### TASK TO CARRY OUT:
Repeat the whole of the data, keeping every detail the same.

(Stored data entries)

>> BEGIN

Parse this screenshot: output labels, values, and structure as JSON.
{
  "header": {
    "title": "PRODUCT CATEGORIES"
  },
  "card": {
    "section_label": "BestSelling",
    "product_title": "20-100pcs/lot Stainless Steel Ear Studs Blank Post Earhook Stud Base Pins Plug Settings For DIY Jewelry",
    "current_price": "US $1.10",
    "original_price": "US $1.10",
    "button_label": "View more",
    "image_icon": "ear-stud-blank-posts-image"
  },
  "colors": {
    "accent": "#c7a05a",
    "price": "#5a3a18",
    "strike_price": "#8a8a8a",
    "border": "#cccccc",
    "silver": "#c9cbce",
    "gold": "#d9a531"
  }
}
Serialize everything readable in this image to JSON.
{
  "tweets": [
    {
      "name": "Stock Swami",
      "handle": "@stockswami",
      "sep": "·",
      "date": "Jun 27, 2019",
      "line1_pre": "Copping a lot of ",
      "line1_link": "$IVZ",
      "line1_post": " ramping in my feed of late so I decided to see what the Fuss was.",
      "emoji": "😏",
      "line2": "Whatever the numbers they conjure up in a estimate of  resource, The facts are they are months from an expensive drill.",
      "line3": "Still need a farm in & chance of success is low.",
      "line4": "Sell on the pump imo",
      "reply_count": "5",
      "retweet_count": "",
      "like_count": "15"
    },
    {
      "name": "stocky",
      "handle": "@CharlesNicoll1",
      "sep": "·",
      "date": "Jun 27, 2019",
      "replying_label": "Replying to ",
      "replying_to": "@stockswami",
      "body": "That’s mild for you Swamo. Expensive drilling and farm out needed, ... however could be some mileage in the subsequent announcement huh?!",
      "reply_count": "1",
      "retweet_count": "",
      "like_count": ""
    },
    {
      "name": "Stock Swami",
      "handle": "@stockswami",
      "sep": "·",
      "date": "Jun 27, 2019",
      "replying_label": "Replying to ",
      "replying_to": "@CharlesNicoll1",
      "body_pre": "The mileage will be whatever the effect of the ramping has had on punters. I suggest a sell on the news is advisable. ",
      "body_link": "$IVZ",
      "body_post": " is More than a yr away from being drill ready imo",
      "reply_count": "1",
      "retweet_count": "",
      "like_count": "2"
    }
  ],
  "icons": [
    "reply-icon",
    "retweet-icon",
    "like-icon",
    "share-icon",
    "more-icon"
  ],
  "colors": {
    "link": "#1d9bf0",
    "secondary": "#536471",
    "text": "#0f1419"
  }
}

>> END

### WRITTEN RESPONSE:
Parse this screenshot: output labels, values, and structure as JSON.
{
  "header": {
    "title": "PRODUCT CATEGORIES"
  },
  "card": {
    "section_label": "BestSelling",
    "product_title": "20-100pcs/lot Stainless Steel Ear Studs Blank Post Earhook Stud Base Pins Plug Settings For DIY Jewelry",
    "current_price": "US $1.10",
    "original_price": "US $1.10",
    "button_label": "View more",
    "image_icon": "ear-stud-blank-posts-image"
  },
  "colors": {
    "accent": "#c7a05a",
    "price": "#5a3a18",
    "strike_price": "#8a8a8a",
    "border": "#cccccc",
    "silver": "#c9cbce",
    "gold": "#d9a531"
  }
}
Serialize everything readable in this image to JSON.
{
  "tweets": [
    {
      "name": "Stock Swami",
      "handle": "@stockswami",
      "sep": "·",
      "date": "Jun 27, 2019",
      "line1_pre": "Copping a lot of ",
      "line1_link": "$IVZ",
      "line1_post": " ramping in my feed of late so I decided to see what the Fuss was.",
      "emoji": "😏",
      "line2": "Whatever the numbers they conjure up in a estimate of  resource, The facts are they are months from an expensive drill.",
      "line3": "Still need a farm in & chance of success is low.",
      "line4": "Sell on the pump imo",
      "reply_count": "5",
      "retweet_count": "",
      "like_count": "15"
    },
    {
      "name": "stocky",
      "handle": "@CharlesNicoll1",
      "sep": "·",
      "date": "Jun 27, 2019",
      "replying_label": "Replying to ",
      "replying_to": "@stockswami",
      "body": "That’s mild for you Swamo. Expensive drilling and farm out needed, ... however could be some mileage in the subsequent announcement huh?!",
      "reply_count": "1",
      "retweet_count": "",
      "like_count": ""
    },
    {
      "name": "Stock Swami",
      "handle": "@stockswami",
      "sep": "·",
      "date": "Jun 27, 2019",
      "replying_label": "Replying to ",
      "replying_to": "@CharlesNicoll1",
      "body_pre": "The mileage will be whatever the effect of the ramping has had on punters. I suggest a sell on the news is advisable. ",
      "body_link": "$IVZ",
      "body_post": " is More than a yr away from being drill ready imo",
      "reply_count": "1",
      "retweet_count": "",
      "like_count": "2"
    }
  ],
  "icons": [
    "reply-icon",
    "retweet-icon",
    "like-icon",
    "share-icon",
    "more-icon"
  ],
  "colors": {
    "link": "#1d9bf0",
    "secondary": "#536471",
    "text": "#0f1419"
  }
}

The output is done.